• _挑戦課題 A_
抽出テキストによると、アコギに持ち替えたデクスターから届けられた曲は何ですか。

• _抽出テキスト_

*****

燃えるメロコア'Bad Habit'の'goddamn motherfucker!'でこの日一番の声が揃い、'Original Prankster'に踊り狂う異常なテンション。
もう無理これ以上踊れないとか、これ以上はしゃぐのは恥ずいとか、そう言うタガを外し外の世界で心の奥の奥に閉じ込めていた本能・感情を引きずり出すトリッピーな高揚感を味わったのは、きっと前回のオフスプリング以来なのかもしれない。
ちょっと攻撃性が溢れて止まらなくなりそうな狂気に包まれつつあったフロントエリアに、アコギに持ち替えたデクスターから'Why Don't You Get A Job?'が降り注ぎ一気にハッピーに朗らかな空気に変える。
至福のハンドクラップの重なり、50人くらいの肩組んだサークルが出来たり、全員が全員今日一番の笑顔で歌う多幸に満ちた瞬間。
そういう幸せな空気を壊さずに空間を震わせるハイトーンシャウトを決めるデクスターに惚れ惚れしつつ終盤へと入る。
今日のライブを象徴するようなジェットコースター・アンセム'Walla Walla'、ディープでヘヴィなロックチューン'(Can't Get My) Head Around You'でもう一度炎を注ぎこむ。
最高の夜だったよ!と肩で息するデクスター。
久しぶりにこんなに近くで見て、そういうリアルな彼らの姿を見れた事が今回はすごく良かったし、同じくらい燃えるように汗かいてる僕らと一緒に作り上げてきた感が嬉しくてしょうがない。
'Gunter glieben glauten globen'のSEに瞬間着火し'Give it to me,Baby'の声に'アハンアハン'をデクスターと一緒に返す。
いよいよの'Pretty Fly'に飛んで跳ねて最高潮のテンションを各々が表現しつつフロントエリアに雪崩込む。
聞かずには帰れない必殺曲、何度聴いても聞く度にその強靭さ楽しさに驚き気持ちよく踊れる。
何も考えずただただ彼らの音に合わせて歌い踊る、顔を上げれば眩しいライトの中でデクスターが歌ってるのだ。
空っぽギリギリの体力で感じる幸せな光景に、全員が全員拳をもう1段階強く握り突き上げるのだ。
そのままあっという間に'Want You Bad'になだれ込み、西海岸の空から届いたようなどこまでも伸びやかなサウンドを全身で受ける。
色んな感情を吹き飛ばし何かアツいものだけ残す様な完璧なポップパンク旋風の感触は、締めるには相応しいこの曲しか無いと思える大満足の本編ラストソングとなった。
The Offspring - Want You Bad (Official Music Video)

*****

• _挑戦課題 B_
記録の最初の行から書き始め、「- calendar-day-25: 25Sunrise: 6:06」を含む行まで、両端の行も含めて一字一句変えずに書き写してください。

• _課題用記録_
*****

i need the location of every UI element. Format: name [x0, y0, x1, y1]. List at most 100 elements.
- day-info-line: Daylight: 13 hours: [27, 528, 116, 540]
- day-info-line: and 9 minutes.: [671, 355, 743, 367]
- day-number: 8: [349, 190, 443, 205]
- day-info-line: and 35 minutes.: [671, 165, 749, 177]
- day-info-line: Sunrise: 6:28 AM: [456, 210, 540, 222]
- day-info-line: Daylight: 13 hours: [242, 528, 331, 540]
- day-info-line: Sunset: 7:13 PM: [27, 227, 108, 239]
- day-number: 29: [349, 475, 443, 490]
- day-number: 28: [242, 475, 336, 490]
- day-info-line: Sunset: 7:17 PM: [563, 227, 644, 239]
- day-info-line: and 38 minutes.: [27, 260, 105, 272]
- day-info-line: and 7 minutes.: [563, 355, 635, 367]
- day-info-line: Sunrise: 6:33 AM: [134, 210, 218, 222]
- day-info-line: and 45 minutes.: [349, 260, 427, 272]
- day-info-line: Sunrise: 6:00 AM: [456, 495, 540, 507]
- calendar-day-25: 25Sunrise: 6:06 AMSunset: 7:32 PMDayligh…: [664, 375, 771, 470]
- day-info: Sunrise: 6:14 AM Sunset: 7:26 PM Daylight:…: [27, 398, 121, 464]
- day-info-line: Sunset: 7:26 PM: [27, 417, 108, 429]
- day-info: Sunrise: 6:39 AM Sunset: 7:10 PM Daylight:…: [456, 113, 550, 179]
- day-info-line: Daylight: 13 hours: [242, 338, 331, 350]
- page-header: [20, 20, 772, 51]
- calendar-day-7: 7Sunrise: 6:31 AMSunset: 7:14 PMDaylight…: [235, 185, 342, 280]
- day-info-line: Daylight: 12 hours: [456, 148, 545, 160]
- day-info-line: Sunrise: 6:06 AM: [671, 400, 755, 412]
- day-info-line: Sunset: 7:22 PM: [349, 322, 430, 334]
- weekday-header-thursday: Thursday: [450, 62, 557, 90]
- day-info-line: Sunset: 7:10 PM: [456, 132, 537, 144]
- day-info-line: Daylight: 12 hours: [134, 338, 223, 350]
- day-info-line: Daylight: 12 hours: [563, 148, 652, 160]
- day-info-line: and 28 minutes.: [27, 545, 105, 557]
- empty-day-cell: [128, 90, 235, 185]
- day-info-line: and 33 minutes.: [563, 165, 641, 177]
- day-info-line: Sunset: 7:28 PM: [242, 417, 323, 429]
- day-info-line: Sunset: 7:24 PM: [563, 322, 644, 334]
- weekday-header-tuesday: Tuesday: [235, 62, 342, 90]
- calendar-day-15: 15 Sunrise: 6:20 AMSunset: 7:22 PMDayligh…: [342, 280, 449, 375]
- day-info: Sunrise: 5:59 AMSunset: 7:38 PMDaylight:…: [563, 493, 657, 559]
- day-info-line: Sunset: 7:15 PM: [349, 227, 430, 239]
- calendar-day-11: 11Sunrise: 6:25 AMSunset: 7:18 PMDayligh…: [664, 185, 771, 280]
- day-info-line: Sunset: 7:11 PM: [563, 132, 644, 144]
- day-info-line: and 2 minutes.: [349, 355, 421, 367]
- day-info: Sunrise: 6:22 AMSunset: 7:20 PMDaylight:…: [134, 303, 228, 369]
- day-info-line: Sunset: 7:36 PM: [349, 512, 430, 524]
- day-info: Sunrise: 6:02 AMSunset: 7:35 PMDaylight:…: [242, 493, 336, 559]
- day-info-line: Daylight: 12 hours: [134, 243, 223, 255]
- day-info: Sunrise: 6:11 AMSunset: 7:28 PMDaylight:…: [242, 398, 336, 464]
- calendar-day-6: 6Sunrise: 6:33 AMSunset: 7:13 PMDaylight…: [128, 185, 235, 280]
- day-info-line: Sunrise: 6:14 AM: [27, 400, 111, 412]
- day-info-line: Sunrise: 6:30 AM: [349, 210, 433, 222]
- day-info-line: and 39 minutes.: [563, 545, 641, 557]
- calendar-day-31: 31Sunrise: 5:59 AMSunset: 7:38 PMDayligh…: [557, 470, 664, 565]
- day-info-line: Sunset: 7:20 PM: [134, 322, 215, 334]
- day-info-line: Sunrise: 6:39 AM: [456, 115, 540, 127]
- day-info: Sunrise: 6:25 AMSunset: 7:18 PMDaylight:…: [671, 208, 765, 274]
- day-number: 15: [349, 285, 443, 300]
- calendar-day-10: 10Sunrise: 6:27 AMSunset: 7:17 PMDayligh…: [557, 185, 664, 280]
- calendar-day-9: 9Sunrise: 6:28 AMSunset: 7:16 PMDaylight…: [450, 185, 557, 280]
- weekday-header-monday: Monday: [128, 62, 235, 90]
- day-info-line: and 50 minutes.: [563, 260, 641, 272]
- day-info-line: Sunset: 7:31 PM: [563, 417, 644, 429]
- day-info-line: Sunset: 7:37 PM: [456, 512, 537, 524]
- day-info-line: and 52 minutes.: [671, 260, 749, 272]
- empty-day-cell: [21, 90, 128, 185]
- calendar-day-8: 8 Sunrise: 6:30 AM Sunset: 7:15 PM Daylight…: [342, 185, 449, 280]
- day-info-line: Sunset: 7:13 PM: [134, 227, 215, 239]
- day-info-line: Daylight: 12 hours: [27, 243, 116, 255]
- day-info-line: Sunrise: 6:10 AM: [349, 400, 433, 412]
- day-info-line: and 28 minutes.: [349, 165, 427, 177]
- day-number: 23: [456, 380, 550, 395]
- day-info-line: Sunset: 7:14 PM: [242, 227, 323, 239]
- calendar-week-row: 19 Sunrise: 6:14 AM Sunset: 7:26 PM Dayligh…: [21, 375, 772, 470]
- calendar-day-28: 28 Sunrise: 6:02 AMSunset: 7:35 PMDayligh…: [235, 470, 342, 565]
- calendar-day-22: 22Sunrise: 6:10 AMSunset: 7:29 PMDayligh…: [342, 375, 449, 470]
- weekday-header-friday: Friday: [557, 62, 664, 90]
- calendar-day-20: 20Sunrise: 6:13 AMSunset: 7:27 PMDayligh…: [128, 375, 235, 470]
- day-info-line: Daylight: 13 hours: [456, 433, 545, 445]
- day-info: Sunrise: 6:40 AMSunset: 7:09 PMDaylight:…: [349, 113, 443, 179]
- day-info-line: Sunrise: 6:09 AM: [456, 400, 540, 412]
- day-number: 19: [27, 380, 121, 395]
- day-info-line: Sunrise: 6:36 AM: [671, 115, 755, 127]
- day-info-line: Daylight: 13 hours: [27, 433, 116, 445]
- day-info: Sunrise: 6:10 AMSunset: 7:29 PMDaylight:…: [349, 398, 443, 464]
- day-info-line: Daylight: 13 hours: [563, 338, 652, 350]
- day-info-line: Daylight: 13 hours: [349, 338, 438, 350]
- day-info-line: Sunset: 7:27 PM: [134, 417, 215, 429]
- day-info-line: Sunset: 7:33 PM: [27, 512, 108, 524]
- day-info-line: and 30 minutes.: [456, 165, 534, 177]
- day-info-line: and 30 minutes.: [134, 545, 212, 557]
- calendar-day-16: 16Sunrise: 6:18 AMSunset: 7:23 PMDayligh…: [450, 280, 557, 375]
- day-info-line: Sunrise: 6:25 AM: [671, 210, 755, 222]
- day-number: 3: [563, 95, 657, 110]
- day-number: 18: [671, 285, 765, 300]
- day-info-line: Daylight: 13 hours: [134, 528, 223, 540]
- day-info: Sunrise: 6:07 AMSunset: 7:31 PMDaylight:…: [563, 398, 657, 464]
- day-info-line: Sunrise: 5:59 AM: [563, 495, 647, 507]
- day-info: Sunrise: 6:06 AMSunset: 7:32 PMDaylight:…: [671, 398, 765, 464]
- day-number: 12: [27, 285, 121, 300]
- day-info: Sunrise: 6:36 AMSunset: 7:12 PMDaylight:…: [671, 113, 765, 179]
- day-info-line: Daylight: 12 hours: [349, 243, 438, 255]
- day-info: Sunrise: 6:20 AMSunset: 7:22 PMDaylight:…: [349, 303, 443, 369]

*****

• _解答全文 A_
'Why Don't You Get A Job?'です。

• _解答全文 B_
i need the location of every UI element. Format: name [x0, y0, x1, y1]. List at most 100 elements.
- day-info-line: Daylight: 13 hours: [27, 528, 116, 540]
- day-info-line: and 9 minutes.: [671, 355, 743, 367]
- day-number: 8: [349, 190, 443, 205]
- day-info-line: and 35 minutes.: [671, 165, 749, 177]
- day-info-line: Sunrise: 6:28 AM: [456, 210, 540, 222]
- day-info-line: Daylight: 13 hours: [242, 528, 331, 540]
- day-info-line: Sunset: 7:13 PM: [27, 227, 108, 239]
- day-number: 29: [349, 475, 443, 490]
- day-number: 28: [242, 475, 336, 490]
- day-info-line: Sunset: 7:17 PM: [563, 227, 644, 239]
- day-info-line: and 38 minutes.: [27, 260, 105, 272]
- day-info-line: and 7 minutes.: [563, 355, 635, 367]
- day-info-line: Sunrise: 6:33 AM: [134, 210, 218, 222]
- day-info-line: and 45 minutes.: [349, 260, 427, 272]
- day-info-line: Sunrise: 6:00 AM: [456, 495, 540, 507]
- calendar-day-25: 25Sunrise: 6:06 AMSunset: 7:32 PMDayligh…: [664, 375, 771, 470]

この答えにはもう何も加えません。